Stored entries

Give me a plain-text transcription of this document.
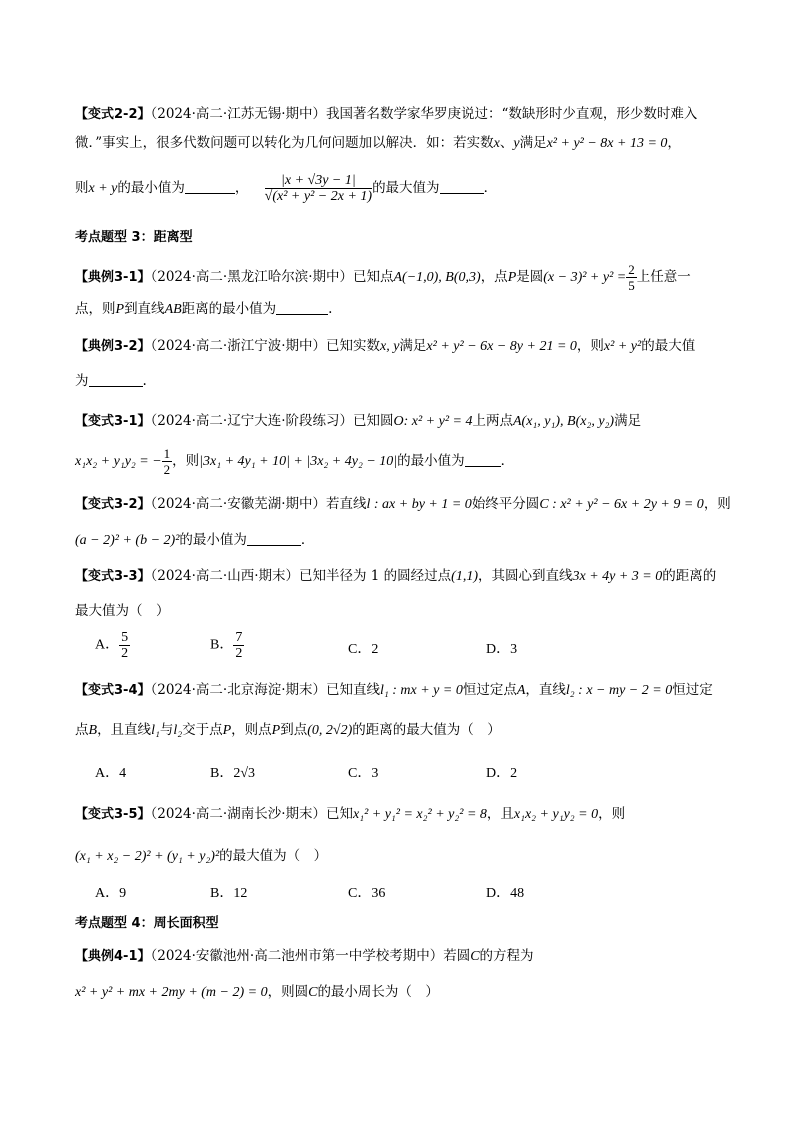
【变式2-2】（2024·高二·江苏无锡·期中）我国著名数学家华罗庚说过：“数缺形时少直观，形少数时难入
微．”事实上，很多代数问题可以转化为几何问题加以解决．如：若实数x、y满足x² + y² − 8x + 13 = 0，
则x + y的最小值为	， $\frac{|x + √3y - 1|}{\text{√(x² + y² − 2x + 1)}}$ 的最大值为	．
考点题型 3：距离型
【典例3-1】（2024·高二·黑龙江哈尔滨·期中）已知点A(−1,0), B(0,3)，点P是圆$(x - 3)^2 + y^2 = \frac{2}{5}$ 上任意一
点，则P到直线AB距离的最小值为	.
【典例3-2】（2024·高二·浙江宁波·期中）已知实数x, y满足x² + y² − 6x − 8y + 21 = 0，则x² + y²的最大值
为	.
【变式3-1】（2024·高二·辽宁大连·阶段练习）已知圆O: x² + y² = 4上两点A(x₁, y₁), B(x₂, y₂)满足
x₁x₂ + y₁y₂ = − $\frac{1}{2}$ ，则|3x₁ + 4y₁ + 10| + |3x₂ + 4y₂ − 10|的最小值为	．
【变式3-2】（2024·高二·安徽芜湖·期中）若直线l : ax + by + 1 = 0始终平分圆C : x² + y² − 6x + 2y + 9 = 0，则
(a − 2)² + (b − 2)²的最小值为	．
【变式3-3】（2024·高二·山西·期末）已知半径为 1 的圆经过点(1,1)，其圆心到直线3x + 4y + 3 = 0的距离的
最大值为（　）
A． $\frac{5}{2}$	B． $\frac{7}{2}$	C．2	D．3
【变式3-4】（2024·高二·北京海淀·期末）已知直线l₁ : mx + y = 0恒过定点A，直线l₂ : x − my − 2 = 0恒过定
点B，且直线l₁与l₂交于点P，则点P到点(0, 2√2)的距离的最大值为（　）
A．4	B．2√3	C．3	D．2
【变式3-5】（2024·高二·湖南长沙·期末）已知x₁² + y₁² = x₂² + y₂² = 8，且x₁x₂ + y₁y₂ = 0，则
(x₁ + x₂ − 2)² + (y₁ + y₂)²的最大值为（　）
A．9	B．12	C．36	D．48
考点题型 4：周长面积型
【典例4-1】（2024·安徽池州·高二池州市第一中学校考期中）若圆C的方程为
x² + y² + mx + 2my + (m − 2) = 0，则圆C的最小周长为（　）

** Problem statement **
Reproduce the listing word for word and omit its pictures.

** Task solution **
Give me a plain-text transcription of this document.
【变式2-2】（2024·高二·江苏无锡·期中）我国著名数学家华罗庚说过：“数缺形时少直观，形少数时难入
微．”事实上，很多代数问题可以转化为几何问题加以解决．如：若实数x、y满足x² + y² − 8x + 13 = 0，
则x + y的最小值为	， $\frac{|x + √3y - 1|}{\text{√(x² + y² − 2x + 1)}}$ 的最大值为	．
考点题型 3：距离型
【典例3-1】（2024·高二·黑龙江哈尔滨·期中）已知点A(−1,0), B(0,3)，点P是圆$(x - 3)^2 + y^2 = \frac{2}{5}$ 上任意一
点，则P到直线AB距离的最小值为	.
【典例3-2】（2024·高二·浙江宁波·期中）已知实数x, y满足x² + y² − 6x − 8y + 21 = 0，则x² + y²的最大值
为	.
【变式3-1】（2024·高二·辽宁大连·阶段练习）已知圆O: x² + y² = 4上两点A(x₁, y₁), B(x₂, y₂)满足
x₁x₂ + y₁y₂ = − $\frac{1}{2}$ ，则|3x₁ + 4y₁ + 10| + |3x₂ + 4y₂ − 10|的最小值为	．
【变式3-2】（2024·高二·安徽芜湖·期中）若直线l : ax + by + 1 = 0始终平分圆C : x² + y² − 6x + 2y + 9 = 0，则
(a − 2)² + (b − 2)²的最小值为	．
【变式3-3】（2024·高二·山西·期末）已知半径为 1 的圆经过点(1,1)，其圆心到直线3x + 4y + 3 = 0的距离的
最大值为（　）
A． $\frac{5}{2}$	B． $\frac{7}{2}$	C．2	D．3
【变式3-4】（2024·高二·北京海淀·期末）已知直线l₁ : mx + y = 0恒过定点A，直线l₂ : x − my − 2 = 0恒过定
点B，且直线l₁与l₂交于点P，则点P到点(0, 2√2)的距离的最大值为（　）
A．4	B．2√3	C．3	D．2
【变式3-5】（2024·高二·湖南长沙·期末）已知x₁² + y₁² = x₂² + y₂² = 8，且x₁x₂ + y₁y₂ = 0，则
(x₁ + x₂ − 2)² + (y₁ + y₂)²的最大值为（　）
A．9	B．12	C．36	D．48
考点题型 4：周长面积型
【典例4-1】（2024·安徽池州·高二池州市第一中学校考期中）若圆C的方程为
x² + y² + mx + 2my + (m − 2) = 0，则圆C的最小周长为（　）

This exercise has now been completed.